►

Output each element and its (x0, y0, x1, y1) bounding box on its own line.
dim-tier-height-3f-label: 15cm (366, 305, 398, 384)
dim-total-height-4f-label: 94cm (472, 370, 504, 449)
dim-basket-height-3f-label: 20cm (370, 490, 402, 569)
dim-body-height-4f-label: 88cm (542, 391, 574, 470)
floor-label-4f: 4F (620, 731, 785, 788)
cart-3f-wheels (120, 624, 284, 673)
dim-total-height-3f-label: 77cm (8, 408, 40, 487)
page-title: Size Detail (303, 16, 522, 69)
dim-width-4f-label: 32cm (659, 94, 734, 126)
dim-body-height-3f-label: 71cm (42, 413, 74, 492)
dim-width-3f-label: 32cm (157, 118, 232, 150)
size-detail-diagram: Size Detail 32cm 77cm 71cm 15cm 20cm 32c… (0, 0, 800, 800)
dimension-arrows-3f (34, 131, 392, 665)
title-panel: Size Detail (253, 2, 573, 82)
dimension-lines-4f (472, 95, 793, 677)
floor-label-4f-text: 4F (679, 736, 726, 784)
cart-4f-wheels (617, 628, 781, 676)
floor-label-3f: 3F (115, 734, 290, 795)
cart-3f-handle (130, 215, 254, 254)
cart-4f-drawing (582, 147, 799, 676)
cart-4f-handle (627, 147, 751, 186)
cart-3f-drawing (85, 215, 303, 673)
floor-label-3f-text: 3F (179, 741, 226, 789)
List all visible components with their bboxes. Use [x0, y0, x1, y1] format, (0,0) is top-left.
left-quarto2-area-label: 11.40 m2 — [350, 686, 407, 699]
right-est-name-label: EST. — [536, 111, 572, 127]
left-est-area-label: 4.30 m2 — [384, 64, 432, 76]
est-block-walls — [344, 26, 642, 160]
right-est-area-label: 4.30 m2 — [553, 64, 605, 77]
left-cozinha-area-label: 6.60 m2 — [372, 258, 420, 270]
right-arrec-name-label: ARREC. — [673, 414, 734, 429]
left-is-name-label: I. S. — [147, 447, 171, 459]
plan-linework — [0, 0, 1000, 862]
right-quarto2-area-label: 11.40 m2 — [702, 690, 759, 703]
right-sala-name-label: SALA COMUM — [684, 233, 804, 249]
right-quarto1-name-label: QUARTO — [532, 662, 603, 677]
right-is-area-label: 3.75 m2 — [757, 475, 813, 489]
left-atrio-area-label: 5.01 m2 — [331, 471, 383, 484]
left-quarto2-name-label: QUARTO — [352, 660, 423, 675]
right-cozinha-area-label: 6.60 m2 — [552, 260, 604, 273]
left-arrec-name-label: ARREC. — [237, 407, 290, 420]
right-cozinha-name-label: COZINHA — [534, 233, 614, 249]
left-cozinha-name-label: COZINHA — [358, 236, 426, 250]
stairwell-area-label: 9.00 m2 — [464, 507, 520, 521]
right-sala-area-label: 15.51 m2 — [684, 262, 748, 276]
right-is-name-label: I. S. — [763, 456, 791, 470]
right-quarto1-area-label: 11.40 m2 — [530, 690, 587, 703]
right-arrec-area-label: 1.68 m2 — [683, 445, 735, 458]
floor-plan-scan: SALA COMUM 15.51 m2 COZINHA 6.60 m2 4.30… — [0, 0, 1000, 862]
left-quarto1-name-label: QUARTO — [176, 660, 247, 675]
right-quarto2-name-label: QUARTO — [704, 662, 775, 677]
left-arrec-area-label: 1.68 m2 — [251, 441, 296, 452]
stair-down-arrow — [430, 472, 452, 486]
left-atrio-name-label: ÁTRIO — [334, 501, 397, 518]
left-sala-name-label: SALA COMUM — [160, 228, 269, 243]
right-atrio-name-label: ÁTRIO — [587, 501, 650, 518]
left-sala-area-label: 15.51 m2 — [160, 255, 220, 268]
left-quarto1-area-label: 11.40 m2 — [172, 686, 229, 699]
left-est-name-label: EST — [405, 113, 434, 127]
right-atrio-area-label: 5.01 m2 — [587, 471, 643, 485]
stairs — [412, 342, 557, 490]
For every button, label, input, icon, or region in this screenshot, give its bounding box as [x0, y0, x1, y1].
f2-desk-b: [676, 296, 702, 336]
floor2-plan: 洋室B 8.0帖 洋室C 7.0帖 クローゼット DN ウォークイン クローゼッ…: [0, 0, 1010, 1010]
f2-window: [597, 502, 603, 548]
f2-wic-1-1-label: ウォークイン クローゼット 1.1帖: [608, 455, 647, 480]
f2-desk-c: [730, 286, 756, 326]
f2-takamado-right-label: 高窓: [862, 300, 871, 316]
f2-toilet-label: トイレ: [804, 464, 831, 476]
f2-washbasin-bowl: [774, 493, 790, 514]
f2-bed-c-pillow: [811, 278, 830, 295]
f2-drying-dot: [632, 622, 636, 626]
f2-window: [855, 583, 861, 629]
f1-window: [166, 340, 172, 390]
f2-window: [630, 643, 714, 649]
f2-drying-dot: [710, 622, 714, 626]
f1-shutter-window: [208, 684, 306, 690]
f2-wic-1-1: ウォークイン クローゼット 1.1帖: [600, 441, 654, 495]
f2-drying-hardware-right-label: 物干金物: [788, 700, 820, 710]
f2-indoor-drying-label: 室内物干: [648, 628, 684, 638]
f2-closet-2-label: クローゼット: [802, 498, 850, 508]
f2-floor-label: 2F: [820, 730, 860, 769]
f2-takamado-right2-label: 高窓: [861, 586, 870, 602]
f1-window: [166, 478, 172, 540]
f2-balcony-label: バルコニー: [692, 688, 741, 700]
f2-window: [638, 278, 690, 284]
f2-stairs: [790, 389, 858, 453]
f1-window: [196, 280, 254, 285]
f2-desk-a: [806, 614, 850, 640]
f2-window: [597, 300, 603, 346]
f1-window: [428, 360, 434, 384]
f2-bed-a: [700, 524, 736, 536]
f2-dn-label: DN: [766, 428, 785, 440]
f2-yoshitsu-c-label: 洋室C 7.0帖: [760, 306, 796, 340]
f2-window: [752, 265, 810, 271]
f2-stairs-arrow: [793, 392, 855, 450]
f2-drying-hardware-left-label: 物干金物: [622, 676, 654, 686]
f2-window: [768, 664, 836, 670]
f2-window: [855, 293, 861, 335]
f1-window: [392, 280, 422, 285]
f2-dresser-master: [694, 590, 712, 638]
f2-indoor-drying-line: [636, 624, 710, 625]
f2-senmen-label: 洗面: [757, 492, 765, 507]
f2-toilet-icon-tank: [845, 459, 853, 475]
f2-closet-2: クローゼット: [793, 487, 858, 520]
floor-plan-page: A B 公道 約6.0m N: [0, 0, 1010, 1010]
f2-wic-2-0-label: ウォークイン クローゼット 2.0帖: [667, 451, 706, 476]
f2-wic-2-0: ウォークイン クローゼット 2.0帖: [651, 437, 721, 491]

◄

Return every line of the material above verbatim and in its original order, leaving nothing out.

== Completed exercise ==
Output each element and its (x0, y0, x1, y1) bounding box on its own line.
dim-tier-height-3f-label: 15cm (366, 305, 398, 384)
dim-total-height-4f-label: 94cm (472, 370, 504, 449)
dim-basket-height-3f-label: 20cm (370, 490, 402, 569)
dim-body-height-4f-label: 88cm (542, 391, 574, 470)
floor-label-4f: 4F (620, 731, 785, 788)
cart-3f-wheels (120, 624, 284, 673)
dim-total-height-3f-label: 77cm (8, 408, 40, 487)
page-title: Size Detail (303, 16, 522, 69)
dim-width-4f-label: 32cm (659, 94, 734, 126)
dim-body-height-3f-label: 71cm (42, 413, 74, 492)
dim-width-3f-label: 32cm (157, 118, 232, 150)
size-detail-diagram: Size Detail 32cm 77cm 71cm 15cm 20cm 32c… (0, 0, 800, 800)
dimension-arrows-3f (34, 131, 392, 665)
title-panel: Size Detail (253, 2, 573, 82)
dimension-lines-4f (472, 95, 793, 677)
floor-label-4f-text: 4F (679, 736, 726, 784)
cart-4f-wheels (617, 628, 781, 676)
floor-label-3f: 3F (115, 734, 290, 795)
cart-3f-handle (130, 215, 254, 254)
cart-4f-drawing (582, 147, 799, 676)
cart-4f-handle (627, 147, 751, 186)
cart-3f-drawing (85, 215, 303, 673)
floor-label-3f-text: 3F (179, 741, 226, 789)
List all visible components with their bboxes. Use [x0, y0, x1, y1] format, (0,0) is top-left.
left-quarto2-area-label: 11.40 m2 — [350, 686, 407, 699]
right-est-name-label: EST. — [536, 111, 572, 127]
left-est-area-label: 4.30 m2 — [384, 64, 432, 76]
est-block-walls — [344, 26, 642, 160]
right-est-area-label: 4.30 m2 — [553, 64, 605, 77]
left-cozinha-area-label: 6.60 m2 — [372, 258, 420, 270]
right-arrec-name-label: ARREC. — [673, 414, 734, 429]
left-is-name-label: I. S. — [147, 447, 171, 459]
plan-linework — [0, 0, 1000, 862]
right-quarto2-area-label: 11.40 m2 — [702, 690, 759, 703]
right-sala-name-label: SALA COMUM — [684, 233, 804, 249]
right-quarto1-name-label: QUARTO — [532, 662, 603, 677]
right-is-area-label: 3.75 m2 — [757, 475, 813, 489]
left-atrio-area-label: 5.01 m2 — [331, 471, 383, 484]
left-quarto2-name-label: QUARTO — [352, 660, 423, 675]
right-cozinha-area-label: 6.60 m2 — [552, 260, 604, 273]
left-arrec-name-label: ARREC. — [237, 407, 290, 420]
right-cozinha-name-label: COZINHA — [534, 233, 614, 249]
left-cozinha-name-label: COZINHA — [358, 236, 426, 250]
stairwell-area-label: 9.00 m2 — [464, 507, 520, 521]
right-sala-area-label: 15.51 m2 — [684, 262, 748, 276]
right-is-name-label: I. S. — [763, 456, 791, 470]
right-quarto1-area-label: 11.40 m2 — [530, 690, 587, 703]
right-arrec-area-label: 1.68 m2 — [683, 445, 735, 458]
floor-plan-scan: SALA COMUM 15.51 m2 COZINHA 6.60 m2 4.30… — [0, 0, 1000, 862]
left-quarto1-name-label: QUARTO — [176, 660, 247, 675]
right-quarto2-name-label: QUARTO — [704, 662, 775, 677]
left-arrec-area-label: 1.68 m2 — [251, 441, 296, 452]
stair-down-arrow — [430, 472, 452, 486]
left-atrio-name-label: ÁTRIO — [334, 501, 397, 518]
left-sala-name-label: SALA COMUM — [160, 228, 269, 243]
right-atrio-name-label: ÁTRIO — [587, 501, 650, 518]
left-sala-area-label: 15.51 m2 — [160, 255, 220, 268]
left-quarto1-area-label: 11.40 m2 — [172, 686, 229, 699]
left-est-name-label: EST — [405, 113, 434, 127]
right-atrio-area-label: 5.01 m2 — [587, 471, 643, 485]
stairs — [412, 342, 557, 490]
For every button, label, input, icon, or region in this screenshot, give its bounding box as [x0, y0, x1, y1].
f2-desk-b: [676, 296, 702, 336]
floor2-plan: 洋室B 8.0帖 洋室C 7.0帖 クローゼット DN ウォークイン クローゼッ…: [0, 0, 1010, 1010]
f2-window: [597, 502, 603, 548]
f2-wic-1-1-label: ウォークイン クローゼット 1.1帖: [608, 455, 647, 480]
f2-desk-c: [730, 286, 756, 326]
f2-takamado-right-label: 高窓: [862, 300, 871, 316]
f2-toilet-label: トイレ: [804, 464, 831, 476]
f2-washbasin-bowl: [774, 493, 790, 514]
f2-bed-c-pillow: [811, 278, 830, 295]
f2-drying-dot: [632, 622, 636, 626]
f2-window: [855, 583, 861, 629]
f1-window: [166, 340, 172, 390]
f2-window: [630, 643, 714, 649]
f2-drying-dot: [710, 622, 714, 626]
f1-shutter-window: [208, 684, 306, 690]
f2-wic-1-1: ウォークイン クローゼット 1.1帖: [600, 441, 654, 495]
f2-drying-hardware-right-label: 物干金物: [788, 700, 820, 710]
f2-indoor-drying-label: 室内物干: [648, 628, 684, 638]
f2-closet-2-label: クローゼット: [802, 498, 850, 508]
f2-floor-label: 2F: [820, 730, 860, 769]
f2-takamado-right2-label: 高窓: [861, 586, 870, 602]
f1-window: [166, 478, 172, 540]
f2-balcony-label: バルコニー: [692, 688, 741, 700]
f2-window: [638, 278, 690, 284]
f2-stairs: [790, 389, 858, 453]
f1-window: [196, 280, 254, 285]
f2-desk-a: [806, 614, 850, 640]
f2-window: [597, 300, 603, 346]
f1-window: [428, 360, 434, 384]
f2-bed-a: [700, 524, 736, 536]
f2-dn-label: DN: [766, 428, 785, 440]
f2-yoshitsu-c-label: 洋室C 7.0帖: [760, 306, 796, 340]
f2-window: [752, 265, 810, 271]
f2-stairs-arrow: [793, 392, 855, 450]
f2-drying-hardware-left-label: 物干金物: [622, 676, 654, 686]
f2-window: [768, 664, 836, 670]
f2-window: [855, 293, 861, 335]
f1-window: [392, 280, 422, 285]
f2-dresser-master: [694, 590, 712, 638]
f2-indoor-drying-line: [636, 624, 710, 625]
f2-senmen-label: 洗面: [757, 492, 765, 507]
f2-toilet-icon-tank: [845, 459, 853, 475]
f2-closet-2: クローゼット: [793, 487, 858, 520]
floor-plan-page: A B 公道 約6.0m N: [0, 0, 1010, 1010]
f2-wic-2-0-label: ウォークイン クローゼット 2.0帖: [667, 451, 706, 476]
f2-wic-2-0: ウォークイン クローゼット 2.0帖: [651, 437, 721, 491]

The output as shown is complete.